EXERCISE DESCRIPTION: Omit all pictures, then retype the data exactly as given.

※ ※ ※

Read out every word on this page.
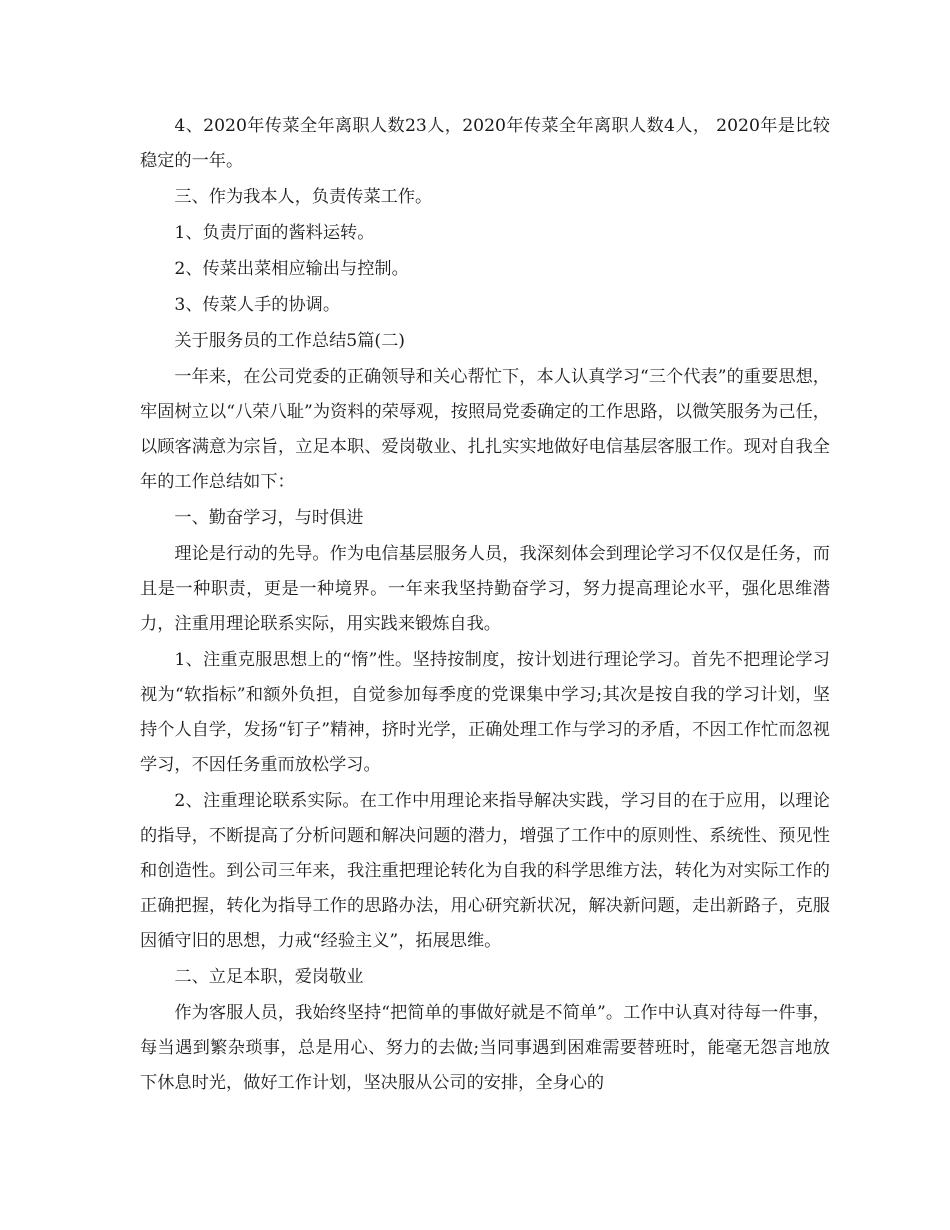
4、2020年传菜全年离职人数23人，2020年传菜全年离职人数4人， 2020年是比较稳定的一年。

三、作为我本人，负责传菜工作。

1、负责厅面的酱料运转。

2、传菜出菜相应输出与控制。

3、传菜人手的协调。

关于服务员的工作总结5篇(二)

一年来，在公司党委的正确领导和关心帮忙下，本人认真学习“三个代表”的重要思想，牢固树立以“八荣八耻”为资料的荣辱观，按照局党委确定的工作思路，以微笑服务为己任，以顾客满意为宗旨，立足本职、爱岗敬业、扎扎实实地做好电信基层客服工作。现对自我全年的工作总结如下：

一、勤奋学习，与时俱进

理论是行动的先导。作为电信基层服务人员，我深刻体会到理论学习不仅仅是任务，而且是一种职责，更是一种境界。一年来我坚持勤奋学习，努力提高理论水平，强化思维潜力，注重用理论联系实际，用实践来锻炼自我。

1、注重克服思想上的“惰”性。坚持按制度，按计划进行理论学习。首先不把理论学习视为“软指标”和额外负担，自觉参加每季度的党课集中学习;其次是按自我的学习计划，坚持个人自学，发扬“钉子”精神，挤时光学，正确处理工作与学习的矛盾，不因工作忙而忽视学习，不因任务重而放松学习。

2、注重理论联系实际。在工作中用理论来指导解决实践，学习目的在于应用，以理论的指导，不断提高了分析问题和解决问题的潜力，增强了工作中的原则性、系统性、预见性和创造性。到公司三年来，我注重把理论转化为自我的科学思维方法，转化为对实际工作的正确把握，转化为指导工作的思路办法，用心研究新状况，解决新问题，走出新路子，克服因循守旧的思想，力戒“经验主义”，拓展思维。

二、立足本职，爱岗敬业

作为客服人员，我始终坚持“把简单的事做好就是不简单”。工作中认真对待每一件事，每当遇到繁杂琐事，总是用心、努力的去做;当同事遇到困难需要替班时，能毫无怨言地放下休息时光，做好工作计划，坚决服从公司的安排，全身心的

※ ※ ※

RESULT:
Read out every word on this page.
4、2020年传菜全年离职人数23人，2020年传菜全年离职人数4人， 2020年是比较稳定的一年。

三、作为我本人，负责传菜工作。

1、负责厅面的酱料运转。

2、传菜出菜相应输出与控制。

3、传菜人手的协调。

关于服务员的工作总结5篇(二)

一年来，在公司党委的正确领导和关心帮忙下，本人认真学习“三个代表”的重要思想，牢固树立以“八荣八耻”为资料的荣辱观，按照局党委确定的工作思路，以微笑服务为己任，以顾客满意为宗旨，立足本职、爱岗敬业、扎扎实实地做好电信基层客服工作。现对自我全年的工作总结如下：

一、勤奋学习，与时俱进

理论是行动的先导。作为电信基层服务人员，我深刻体会到理论学习不仅仅是任务，而且是一种职责，更是一种境界。一年来我坚持勤奋学习，努力提高理论水平，强化思维潜力，注重用理论联系实际，用实践来锻炼自我。

1、注重克服思想上的“惰”性。坚持按制度，按计划进行理论学习。首先不把理论学习视为“软指标”和额外负担，自觉参加每季度的党课集中学习;其次是按自我的学习计划，坚持个人自学，发扬“钉子”精神，挤时光学，正确处理工作与学习的矛盾，不因工作忙而忽视学习，不因任务重而放松学习。

2、注重理论联系实际。在工作中用理论来指导解决实践，学习目的在于应用，以理论的指导，不断提高了分析问题和解决问题的潜力，增强了工作中的原则性、系统性、预见性和创造性。到公司三年来，我注重把理论转化为自我的科学思维方法，转化为对实际工作的正确把握，转化为指导工作的思路办法，用心研究新状况，解决新问题，走出新路子，克服因循守旧的思想，力戒“经验主义”，拓展思维。

二、立足本职，爱岗敬业

作为客服人员，我始终坚持“把简单的事做好就是不简单”。工作中认真对待每一件事，每当遇到繁杂琐事，总是用心、努力的去做;当同事遇到困难需要替班时，能毫无怨言地放下休息时光，做好工作计划，坚决服从公司的安排，全身心的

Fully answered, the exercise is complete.